- Dataset entries

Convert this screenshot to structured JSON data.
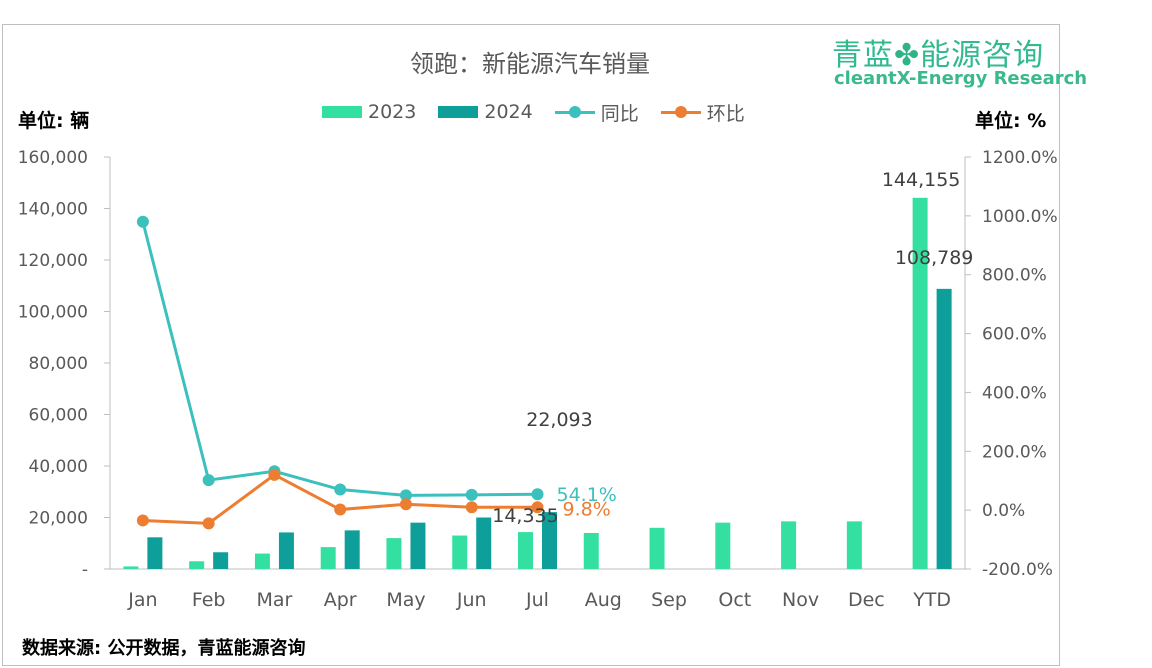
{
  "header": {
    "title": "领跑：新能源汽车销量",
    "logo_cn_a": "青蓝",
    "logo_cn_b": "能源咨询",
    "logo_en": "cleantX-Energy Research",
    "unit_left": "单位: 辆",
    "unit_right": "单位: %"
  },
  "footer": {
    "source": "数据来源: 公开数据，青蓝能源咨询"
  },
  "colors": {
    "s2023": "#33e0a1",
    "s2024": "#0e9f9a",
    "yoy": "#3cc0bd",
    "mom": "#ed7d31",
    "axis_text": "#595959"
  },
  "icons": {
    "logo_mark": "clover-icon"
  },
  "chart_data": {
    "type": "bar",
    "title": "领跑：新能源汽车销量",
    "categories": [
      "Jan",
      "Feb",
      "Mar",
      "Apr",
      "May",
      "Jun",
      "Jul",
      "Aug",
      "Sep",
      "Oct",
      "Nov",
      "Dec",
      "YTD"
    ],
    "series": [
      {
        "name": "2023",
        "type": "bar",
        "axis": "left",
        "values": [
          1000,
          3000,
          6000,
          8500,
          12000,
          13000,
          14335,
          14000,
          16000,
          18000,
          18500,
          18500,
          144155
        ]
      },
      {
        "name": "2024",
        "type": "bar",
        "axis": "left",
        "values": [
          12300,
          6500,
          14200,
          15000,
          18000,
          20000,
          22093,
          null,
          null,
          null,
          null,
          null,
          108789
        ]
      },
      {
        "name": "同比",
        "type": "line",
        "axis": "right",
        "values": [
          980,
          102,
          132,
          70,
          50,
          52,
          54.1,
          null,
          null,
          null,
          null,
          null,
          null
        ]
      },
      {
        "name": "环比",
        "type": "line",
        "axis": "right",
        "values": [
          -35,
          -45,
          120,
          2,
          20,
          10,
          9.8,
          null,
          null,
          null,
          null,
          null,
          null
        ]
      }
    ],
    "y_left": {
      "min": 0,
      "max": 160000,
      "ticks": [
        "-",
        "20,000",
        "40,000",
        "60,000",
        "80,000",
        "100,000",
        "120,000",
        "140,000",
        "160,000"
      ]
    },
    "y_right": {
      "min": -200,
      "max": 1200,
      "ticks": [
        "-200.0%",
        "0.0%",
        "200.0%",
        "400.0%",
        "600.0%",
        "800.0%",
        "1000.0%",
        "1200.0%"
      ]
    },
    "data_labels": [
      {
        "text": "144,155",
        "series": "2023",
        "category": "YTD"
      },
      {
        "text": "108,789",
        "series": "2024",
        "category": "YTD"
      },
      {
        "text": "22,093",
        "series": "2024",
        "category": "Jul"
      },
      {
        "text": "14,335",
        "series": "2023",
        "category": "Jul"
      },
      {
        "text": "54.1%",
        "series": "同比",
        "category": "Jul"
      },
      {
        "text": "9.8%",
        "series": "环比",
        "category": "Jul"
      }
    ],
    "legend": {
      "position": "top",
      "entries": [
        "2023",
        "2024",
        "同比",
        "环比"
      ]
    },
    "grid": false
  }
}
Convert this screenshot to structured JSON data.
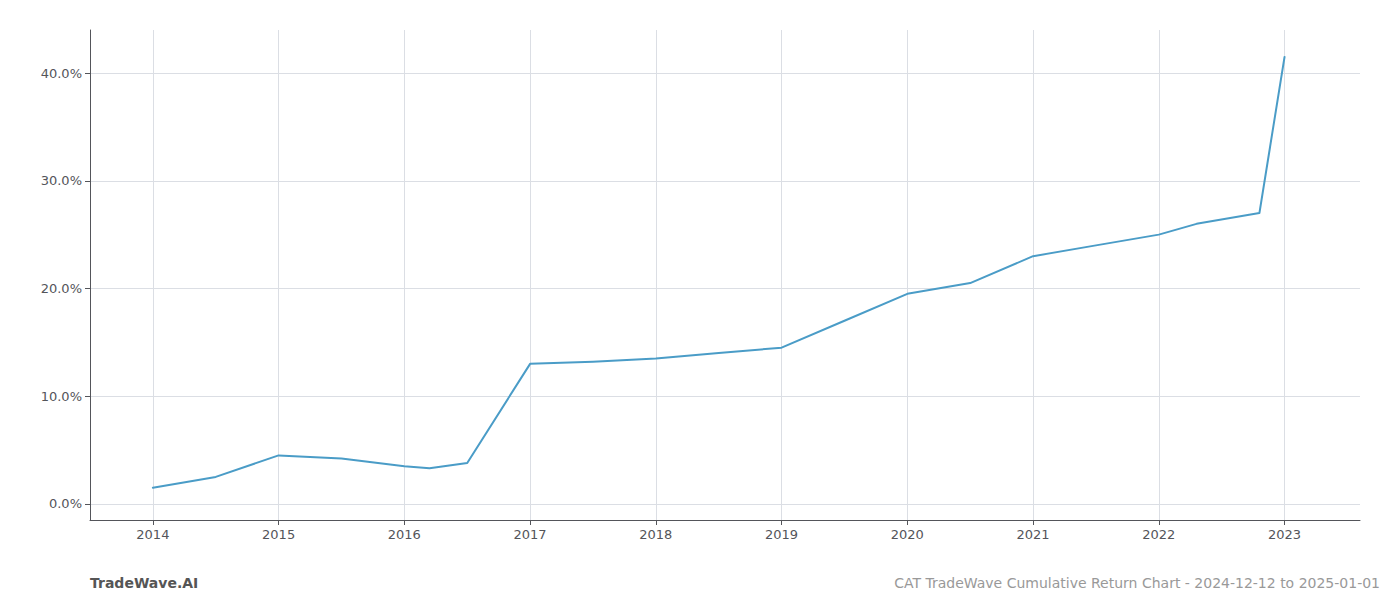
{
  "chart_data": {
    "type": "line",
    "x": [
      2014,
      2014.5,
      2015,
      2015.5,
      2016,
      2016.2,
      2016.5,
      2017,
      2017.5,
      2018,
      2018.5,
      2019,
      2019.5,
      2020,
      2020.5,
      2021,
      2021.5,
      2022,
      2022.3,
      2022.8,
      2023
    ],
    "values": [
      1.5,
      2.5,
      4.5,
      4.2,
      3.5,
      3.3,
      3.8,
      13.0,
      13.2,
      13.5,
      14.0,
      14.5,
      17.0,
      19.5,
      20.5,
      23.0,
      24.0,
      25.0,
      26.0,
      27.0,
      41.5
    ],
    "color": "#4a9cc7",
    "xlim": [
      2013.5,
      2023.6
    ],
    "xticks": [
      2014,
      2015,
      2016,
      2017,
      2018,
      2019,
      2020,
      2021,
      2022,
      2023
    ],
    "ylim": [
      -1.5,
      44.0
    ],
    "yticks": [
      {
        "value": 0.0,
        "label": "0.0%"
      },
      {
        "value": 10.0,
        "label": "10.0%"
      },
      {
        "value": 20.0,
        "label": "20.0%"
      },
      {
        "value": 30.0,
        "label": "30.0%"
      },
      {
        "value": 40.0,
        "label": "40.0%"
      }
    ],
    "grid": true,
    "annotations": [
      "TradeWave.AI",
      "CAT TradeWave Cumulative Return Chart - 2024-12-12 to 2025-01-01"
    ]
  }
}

- Exercise
Reply with nothing except the number of lines in the listing above that include "series".

- Written reply
7